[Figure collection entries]
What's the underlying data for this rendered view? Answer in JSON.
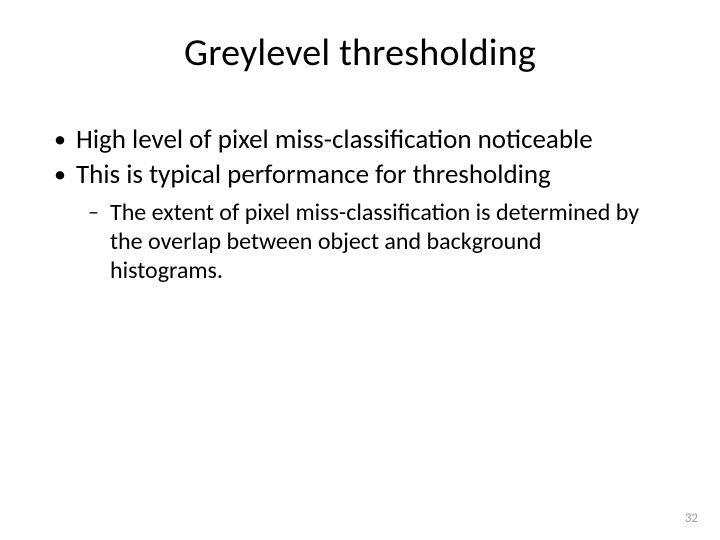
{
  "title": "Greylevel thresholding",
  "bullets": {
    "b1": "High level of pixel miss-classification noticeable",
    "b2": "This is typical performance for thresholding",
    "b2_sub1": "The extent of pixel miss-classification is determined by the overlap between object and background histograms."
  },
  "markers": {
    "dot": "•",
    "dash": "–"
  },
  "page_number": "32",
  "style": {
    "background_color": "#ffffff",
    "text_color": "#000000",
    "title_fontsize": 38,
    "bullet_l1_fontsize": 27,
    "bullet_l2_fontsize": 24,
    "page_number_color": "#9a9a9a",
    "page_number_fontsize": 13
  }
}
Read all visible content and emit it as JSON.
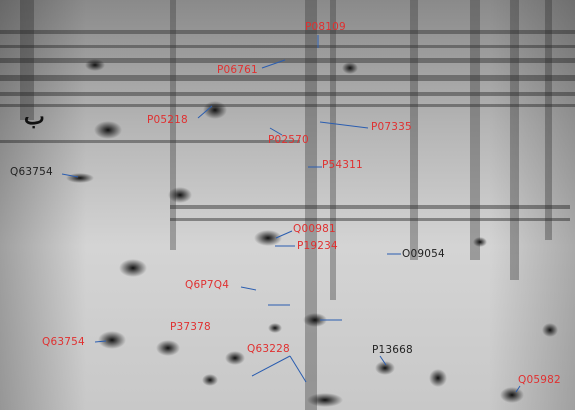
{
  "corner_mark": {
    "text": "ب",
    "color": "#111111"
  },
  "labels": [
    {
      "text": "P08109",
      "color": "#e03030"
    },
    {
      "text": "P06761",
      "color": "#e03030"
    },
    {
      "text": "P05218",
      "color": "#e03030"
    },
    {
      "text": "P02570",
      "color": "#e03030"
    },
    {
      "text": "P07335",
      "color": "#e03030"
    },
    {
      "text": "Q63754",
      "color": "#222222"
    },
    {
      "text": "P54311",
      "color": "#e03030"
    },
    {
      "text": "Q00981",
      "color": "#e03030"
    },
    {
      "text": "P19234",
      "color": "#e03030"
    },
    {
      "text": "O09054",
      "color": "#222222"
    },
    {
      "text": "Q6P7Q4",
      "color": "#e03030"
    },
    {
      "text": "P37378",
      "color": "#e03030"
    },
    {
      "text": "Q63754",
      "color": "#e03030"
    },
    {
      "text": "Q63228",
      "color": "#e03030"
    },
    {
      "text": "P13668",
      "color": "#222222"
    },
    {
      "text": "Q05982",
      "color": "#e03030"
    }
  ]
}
--
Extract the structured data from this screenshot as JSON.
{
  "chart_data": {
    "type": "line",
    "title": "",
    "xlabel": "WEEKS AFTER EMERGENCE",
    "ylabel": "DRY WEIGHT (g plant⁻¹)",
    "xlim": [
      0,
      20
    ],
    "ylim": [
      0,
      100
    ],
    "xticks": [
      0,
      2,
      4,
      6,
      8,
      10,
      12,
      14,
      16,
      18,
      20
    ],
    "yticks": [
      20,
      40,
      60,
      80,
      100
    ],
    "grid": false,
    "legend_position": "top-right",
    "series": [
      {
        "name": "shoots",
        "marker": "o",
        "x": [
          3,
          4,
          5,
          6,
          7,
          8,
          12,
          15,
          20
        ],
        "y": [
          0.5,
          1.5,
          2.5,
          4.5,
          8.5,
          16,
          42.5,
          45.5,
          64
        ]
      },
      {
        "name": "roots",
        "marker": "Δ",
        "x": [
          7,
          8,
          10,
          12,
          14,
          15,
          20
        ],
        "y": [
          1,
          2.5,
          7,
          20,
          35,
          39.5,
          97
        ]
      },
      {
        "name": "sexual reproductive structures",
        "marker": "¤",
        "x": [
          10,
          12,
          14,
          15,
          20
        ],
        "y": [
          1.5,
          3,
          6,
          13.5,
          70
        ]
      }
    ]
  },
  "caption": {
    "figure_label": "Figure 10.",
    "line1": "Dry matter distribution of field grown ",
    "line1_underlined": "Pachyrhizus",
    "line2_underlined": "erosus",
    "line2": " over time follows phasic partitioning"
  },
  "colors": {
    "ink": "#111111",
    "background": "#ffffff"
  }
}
---
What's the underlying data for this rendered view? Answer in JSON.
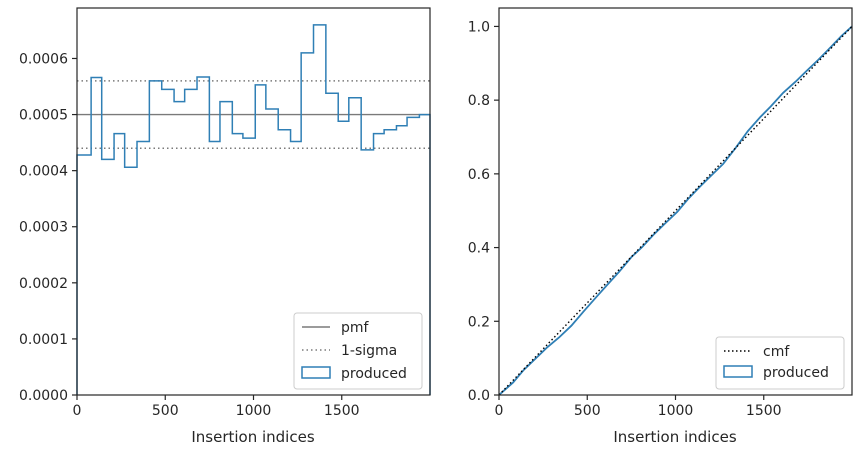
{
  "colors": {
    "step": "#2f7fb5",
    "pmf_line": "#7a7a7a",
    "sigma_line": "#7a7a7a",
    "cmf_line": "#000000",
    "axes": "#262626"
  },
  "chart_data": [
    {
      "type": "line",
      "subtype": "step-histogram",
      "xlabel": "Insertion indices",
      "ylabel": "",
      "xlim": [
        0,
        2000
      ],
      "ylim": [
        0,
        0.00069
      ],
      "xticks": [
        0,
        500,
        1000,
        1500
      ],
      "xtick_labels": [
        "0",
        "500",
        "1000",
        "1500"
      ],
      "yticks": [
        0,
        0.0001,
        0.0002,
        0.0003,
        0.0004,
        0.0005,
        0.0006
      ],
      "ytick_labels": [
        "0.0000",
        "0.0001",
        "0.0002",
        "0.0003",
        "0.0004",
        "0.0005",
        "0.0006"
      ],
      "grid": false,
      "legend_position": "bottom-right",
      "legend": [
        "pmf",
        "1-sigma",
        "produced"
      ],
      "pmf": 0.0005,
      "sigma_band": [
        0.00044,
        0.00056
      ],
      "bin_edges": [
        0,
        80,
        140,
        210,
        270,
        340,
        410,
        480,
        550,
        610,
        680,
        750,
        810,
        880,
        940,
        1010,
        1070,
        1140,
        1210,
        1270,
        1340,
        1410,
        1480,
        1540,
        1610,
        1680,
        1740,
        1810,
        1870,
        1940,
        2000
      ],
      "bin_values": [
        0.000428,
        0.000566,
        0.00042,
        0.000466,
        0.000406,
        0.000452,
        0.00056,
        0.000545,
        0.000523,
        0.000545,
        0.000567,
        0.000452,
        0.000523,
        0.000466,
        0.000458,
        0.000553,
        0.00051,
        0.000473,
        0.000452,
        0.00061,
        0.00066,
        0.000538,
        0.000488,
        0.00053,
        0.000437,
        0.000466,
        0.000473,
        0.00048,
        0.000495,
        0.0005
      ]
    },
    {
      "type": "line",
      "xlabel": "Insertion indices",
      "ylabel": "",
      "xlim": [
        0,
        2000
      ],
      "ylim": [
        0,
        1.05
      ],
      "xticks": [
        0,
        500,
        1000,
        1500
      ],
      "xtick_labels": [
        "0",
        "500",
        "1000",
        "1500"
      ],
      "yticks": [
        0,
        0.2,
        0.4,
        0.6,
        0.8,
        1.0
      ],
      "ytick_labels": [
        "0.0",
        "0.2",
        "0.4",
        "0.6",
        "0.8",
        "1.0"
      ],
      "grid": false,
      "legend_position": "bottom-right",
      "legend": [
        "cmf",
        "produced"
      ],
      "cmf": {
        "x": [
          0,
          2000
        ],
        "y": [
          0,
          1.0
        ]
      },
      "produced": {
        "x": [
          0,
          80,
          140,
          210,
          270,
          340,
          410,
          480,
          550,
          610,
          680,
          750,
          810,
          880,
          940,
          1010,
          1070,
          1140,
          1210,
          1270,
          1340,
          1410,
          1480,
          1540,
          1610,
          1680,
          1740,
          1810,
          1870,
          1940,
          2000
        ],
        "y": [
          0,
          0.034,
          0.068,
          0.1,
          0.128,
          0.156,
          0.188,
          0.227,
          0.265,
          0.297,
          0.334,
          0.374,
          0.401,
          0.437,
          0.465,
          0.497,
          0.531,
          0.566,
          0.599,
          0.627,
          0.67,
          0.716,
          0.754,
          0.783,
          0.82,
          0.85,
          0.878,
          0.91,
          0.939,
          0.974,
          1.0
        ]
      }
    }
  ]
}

TASK TO COMPLETE: Every line in the data that holds "JSON" should be copied out.

RESULT OF THE TASK:
What's the underlying data for this rendered view? Answer in JSON.
Read all visible content and emit it as JSON.
Extract the structured data from this screenshot as JSON.
What's the underlying data for this rendered view? Answer in JSON.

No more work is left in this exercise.